Problem details: The answer is a single number: how many lines hold the string "Maria".

++++ Records to use ++++

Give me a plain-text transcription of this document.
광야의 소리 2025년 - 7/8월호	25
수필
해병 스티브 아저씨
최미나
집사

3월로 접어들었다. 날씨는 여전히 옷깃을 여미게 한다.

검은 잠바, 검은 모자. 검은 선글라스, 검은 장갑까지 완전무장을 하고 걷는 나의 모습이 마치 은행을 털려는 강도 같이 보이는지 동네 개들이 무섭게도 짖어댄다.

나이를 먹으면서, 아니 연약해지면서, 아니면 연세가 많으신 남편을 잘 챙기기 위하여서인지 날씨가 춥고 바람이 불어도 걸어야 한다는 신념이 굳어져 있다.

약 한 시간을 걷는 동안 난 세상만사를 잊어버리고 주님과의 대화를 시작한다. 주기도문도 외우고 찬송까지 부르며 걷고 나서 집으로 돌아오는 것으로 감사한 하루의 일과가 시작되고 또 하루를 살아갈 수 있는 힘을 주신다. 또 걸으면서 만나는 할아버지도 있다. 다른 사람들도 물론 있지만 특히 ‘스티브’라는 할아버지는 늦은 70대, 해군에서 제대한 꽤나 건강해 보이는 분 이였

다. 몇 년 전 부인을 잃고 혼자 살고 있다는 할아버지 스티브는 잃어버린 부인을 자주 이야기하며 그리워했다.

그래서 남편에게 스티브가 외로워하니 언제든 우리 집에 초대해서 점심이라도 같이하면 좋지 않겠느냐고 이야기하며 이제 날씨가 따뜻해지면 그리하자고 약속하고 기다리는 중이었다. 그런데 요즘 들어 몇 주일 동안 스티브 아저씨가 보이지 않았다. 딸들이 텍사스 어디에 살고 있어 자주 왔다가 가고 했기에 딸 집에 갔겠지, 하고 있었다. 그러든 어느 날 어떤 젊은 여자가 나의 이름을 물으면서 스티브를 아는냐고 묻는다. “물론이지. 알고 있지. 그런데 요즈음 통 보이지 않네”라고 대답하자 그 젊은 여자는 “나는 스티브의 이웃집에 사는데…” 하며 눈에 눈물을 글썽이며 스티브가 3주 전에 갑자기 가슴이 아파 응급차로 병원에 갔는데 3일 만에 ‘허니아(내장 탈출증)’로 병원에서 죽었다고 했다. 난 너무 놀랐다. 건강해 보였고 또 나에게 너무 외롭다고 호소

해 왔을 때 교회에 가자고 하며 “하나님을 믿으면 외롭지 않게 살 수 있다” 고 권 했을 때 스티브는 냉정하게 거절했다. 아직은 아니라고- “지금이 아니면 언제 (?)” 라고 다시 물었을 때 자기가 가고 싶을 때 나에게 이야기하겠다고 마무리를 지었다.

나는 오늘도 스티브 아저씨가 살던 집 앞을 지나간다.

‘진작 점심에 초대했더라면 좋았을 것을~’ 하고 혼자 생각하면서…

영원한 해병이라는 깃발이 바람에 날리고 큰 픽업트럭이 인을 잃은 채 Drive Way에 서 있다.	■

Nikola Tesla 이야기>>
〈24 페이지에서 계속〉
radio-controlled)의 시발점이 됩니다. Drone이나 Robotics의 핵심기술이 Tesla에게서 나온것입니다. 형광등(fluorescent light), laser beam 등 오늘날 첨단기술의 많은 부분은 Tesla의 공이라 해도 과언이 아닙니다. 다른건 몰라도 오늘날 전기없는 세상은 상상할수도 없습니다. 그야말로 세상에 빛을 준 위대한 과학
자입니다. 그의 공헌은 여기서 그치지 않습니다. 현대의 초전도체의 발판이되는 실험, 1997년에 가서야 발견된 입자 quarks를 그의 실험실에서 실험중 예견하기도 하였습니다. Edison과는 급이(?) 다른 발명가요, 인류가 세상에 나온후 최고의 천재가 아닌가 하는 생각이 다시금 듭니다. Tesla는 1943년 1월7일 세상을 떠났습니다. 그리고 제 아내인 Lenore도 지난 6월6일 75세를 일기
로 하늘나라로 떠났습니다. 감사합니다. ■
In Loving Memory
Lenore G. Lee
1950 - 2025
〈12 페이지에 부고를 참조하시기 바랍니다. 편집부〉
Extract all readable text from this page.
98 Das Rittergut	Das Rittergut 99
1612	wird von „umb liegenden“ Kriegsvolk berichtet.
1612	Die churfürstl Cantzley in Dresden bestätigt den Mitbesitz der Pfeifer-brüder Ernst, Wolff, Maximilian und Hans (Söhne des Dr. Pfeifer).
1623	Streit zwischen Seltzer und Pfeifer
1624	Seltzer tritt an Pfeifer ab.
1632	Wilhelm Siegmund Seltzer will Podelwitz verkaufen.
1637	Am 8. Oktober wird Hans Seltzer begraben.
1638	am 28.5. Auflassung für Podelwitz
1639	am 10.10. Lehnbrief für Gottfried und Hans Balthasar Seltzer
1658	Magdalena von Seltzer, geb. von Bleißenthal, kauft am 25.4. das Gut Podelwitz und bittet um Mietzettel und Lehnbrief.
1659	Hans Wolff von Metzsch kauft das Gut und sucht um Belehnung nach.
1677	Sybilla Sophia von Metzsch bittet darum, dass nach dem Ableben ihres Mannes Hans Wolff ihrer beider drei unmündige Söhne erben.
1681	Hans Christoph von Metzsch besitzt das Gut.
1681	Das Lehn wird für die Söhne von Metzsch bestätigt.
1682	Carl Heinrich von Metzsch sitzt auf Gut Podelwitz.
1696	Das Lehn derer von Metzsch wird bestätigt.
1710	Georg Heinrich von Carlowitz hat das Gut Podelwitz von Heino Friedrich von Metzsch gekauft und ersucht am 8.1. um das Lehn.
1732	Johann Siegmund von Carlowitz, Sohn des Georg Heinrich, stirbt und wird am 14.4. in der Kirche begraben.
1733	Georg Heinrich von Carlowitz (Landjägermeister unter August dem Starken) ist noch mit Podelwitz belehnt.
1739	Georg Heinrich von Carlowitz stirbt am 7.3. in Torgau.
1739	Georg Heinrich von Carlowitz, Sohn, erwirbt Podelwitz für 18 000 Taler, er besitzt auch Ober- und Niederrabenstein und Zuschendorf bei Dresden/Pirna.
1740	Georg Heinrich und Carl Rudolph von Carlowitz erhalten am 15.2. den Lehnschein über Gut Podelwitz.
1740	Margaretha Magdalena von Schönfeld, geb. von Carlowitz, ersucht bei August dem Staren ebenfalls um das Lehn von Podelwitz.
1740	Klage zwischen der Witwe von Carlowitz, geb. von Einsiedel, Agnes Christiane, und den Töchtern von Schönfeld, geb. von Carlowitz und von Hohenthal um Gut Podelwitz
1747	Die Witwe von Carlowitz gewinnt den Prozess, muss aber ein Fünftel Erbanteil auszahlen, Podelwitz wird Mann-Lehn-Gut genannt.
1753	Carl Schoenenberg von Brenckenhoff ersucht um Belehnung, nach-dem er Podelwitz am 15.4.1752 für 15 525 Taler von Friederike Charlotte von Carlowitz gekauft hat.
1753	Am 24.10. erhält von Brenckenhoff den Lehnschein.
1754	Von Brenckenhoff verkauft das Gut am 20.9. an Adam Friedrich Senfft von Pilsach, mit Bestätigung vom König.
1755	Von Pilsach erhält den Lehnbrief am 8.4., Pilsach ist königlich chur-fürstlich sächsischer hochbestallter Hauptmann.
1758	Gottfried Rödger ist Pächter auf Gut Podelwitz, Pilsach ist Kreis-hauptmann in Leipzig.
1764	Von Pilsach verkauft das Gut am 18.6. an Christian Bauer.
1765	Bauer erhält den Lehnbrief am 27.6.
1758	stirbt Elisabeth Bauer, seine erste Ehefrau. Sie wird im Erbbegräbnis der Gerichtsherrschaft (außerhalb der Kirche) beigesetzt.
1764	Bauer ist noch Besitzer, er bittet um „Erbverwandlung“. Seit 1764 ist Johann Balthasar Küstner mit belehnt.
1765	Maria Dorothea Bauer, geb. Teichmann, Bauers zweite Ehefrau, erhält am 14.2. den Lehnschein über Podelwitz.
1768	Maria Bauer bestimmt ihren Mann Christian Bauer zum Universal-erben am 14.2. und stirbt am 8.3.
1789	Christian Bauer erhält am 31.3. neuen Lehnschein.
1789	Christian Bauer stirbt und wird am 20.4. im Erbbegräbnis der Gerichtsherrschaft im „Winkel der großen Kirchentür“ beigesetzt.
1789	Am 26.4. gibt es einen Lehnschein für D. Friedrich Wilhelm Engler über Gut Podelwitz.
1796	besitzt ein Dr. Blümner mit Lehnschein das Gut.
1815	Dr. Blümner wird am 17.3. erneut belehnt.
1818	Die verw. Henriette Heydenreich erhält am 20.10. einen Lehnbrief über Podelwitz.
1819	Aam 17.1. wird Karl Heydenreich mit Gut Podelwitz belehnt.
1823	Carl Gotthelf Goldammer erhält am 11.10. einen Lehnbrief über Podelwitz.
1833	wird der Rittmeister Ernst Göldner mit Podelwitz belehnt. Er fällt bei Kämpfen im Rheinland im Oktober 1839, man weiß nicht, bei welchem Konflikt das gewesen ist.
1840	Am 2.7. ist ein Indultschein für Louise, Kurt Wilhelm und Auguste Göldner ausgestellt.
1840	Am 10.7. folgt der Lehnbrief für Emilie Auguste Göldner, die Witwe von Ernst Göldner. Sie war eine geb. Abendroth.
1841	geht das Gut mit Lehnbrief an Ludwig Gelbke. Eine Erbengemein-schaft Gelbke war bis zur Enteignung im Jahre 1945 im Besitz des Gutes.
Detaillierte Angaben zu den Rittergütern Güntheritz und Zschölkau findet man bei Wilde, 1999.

++++

Exercise output: 2